EXERCISES TO COMPLETE ▸
a - From the text on race-based exclusion in U.S. immigration, list the foreign or past regimes and security bodies that it compares current U.S. policy to.
b - In one to three sentences, explain why the text on race-based exclusion in U.S. immigration says the current authorities have moved beyond neutral law enforcement into systemic abuse.
c - Reproduce the stretch of the text on race-based exclusion in U.S. immigration from "June 1, 2026" through "of systemic abuse.".

TEXT SEGMENT ▸
····················

Engineered Discrimination: The Architecture of Race-Based Exclusion in U.S. Immigration
U.S. immigration policy deliberately shifts from conduct-based enforcement to engineered, systemic exclusion targeting individuals by race and nationality.
June 1, 2026
Summary of Abuse Pattern
U.S. immigration enforcement has shifted from a conduct-based system to a structural regime defined by nationality and ethnic identity, ensuring disproportionate exposure to state force. We assess with high confidence that the current use of broad nationality bans and racial profiling is not a series of isolated errors but a coordinated "institutional engineering" of exclusion. This system privileges certain national identities while stripping due process from disfavored groups, ultimately de-legitimizing the rule of law through the use of extrajudicial standards and quota-driven arrests. By formalizing discrimination through administrative memos and political pressure, the current authorities have moved beyond neutral law enforcement into a state of systemic abuse.
Indications for Abuse Pattern
The categorical suspension of refugee admissions and the "layered enforcement architecture" seen in the 2025-2026 travel bans mirror the Apartheid-era South African government’s use of identity-based pass laws, which prioritized "favored" racial groups while stripping movement rights from disfavored populations without individual adjudication (White House, United Nations). This mechanism is not without domestic precedent, as the U.S. government has already applied the same logic to its own citizens on its own soil with the internment of Japanese Americans during World War II. The current use of nationality and ethnicity as a substitute for individualized assessment, whether at the border or inside the country, represents a continuation of this pattern, identified as a systemic violation of human rights by the United Nations.
The "assembly-line justice" of Operation Streamline—characterized by one-minute mass hearings and five-point shackles—parallels the social danger summary proceedings used by the Soviet-era security services (NKVD) and the modern Chinese security apparatus in Xinjiang (National Immigration Forum). These regimes replace individualized judicial inquiry with mass criminalization based on group belonging, a direct violation of fair trial standards established by the United Nations Human Rights Council (UNHCR).

····················

DATA SHOWN ▸
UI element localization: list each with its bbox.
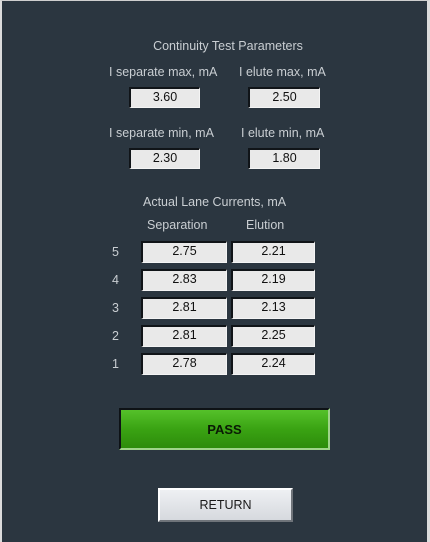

····················

TASK-BY-TASK OUTPUTS ▸
a -
- The Apartheid-era South African government
- The Soviet-era security services (NKVD)
- The modern Chinese security apparatus in Xinjiang

b - The text says this is because the authorities have formalized discrimination through administrative memos and political pressure. It adds that the system privileges certain national identities while stripping due process from disfavored groups, relying on extrajudicial standards and quota-driven arrests.

c -
June 1, 2026
Summary of Abuse Pattern
U.S. immigration enforcement has shifted from a conduct-based system to a structural regime defined by nationality and ethnic identity, ensuring disproportionate exposure to state force. We assess with high confidence that the current use of broad nationality bans and racial profiling is not a series of isolated errors but a coordinated "institutional engineering" of exclusion. This system privileges certain national identities while stripping due process from disfavored groups, ultimately de-legitimizing the rule of law through the use of extrajudicial standards and quota-driven arrests. By formalizing discrimination through administrative memos and political pressure, the current authorities have moved beyond neutral law enforcement into a state of systemic abuse.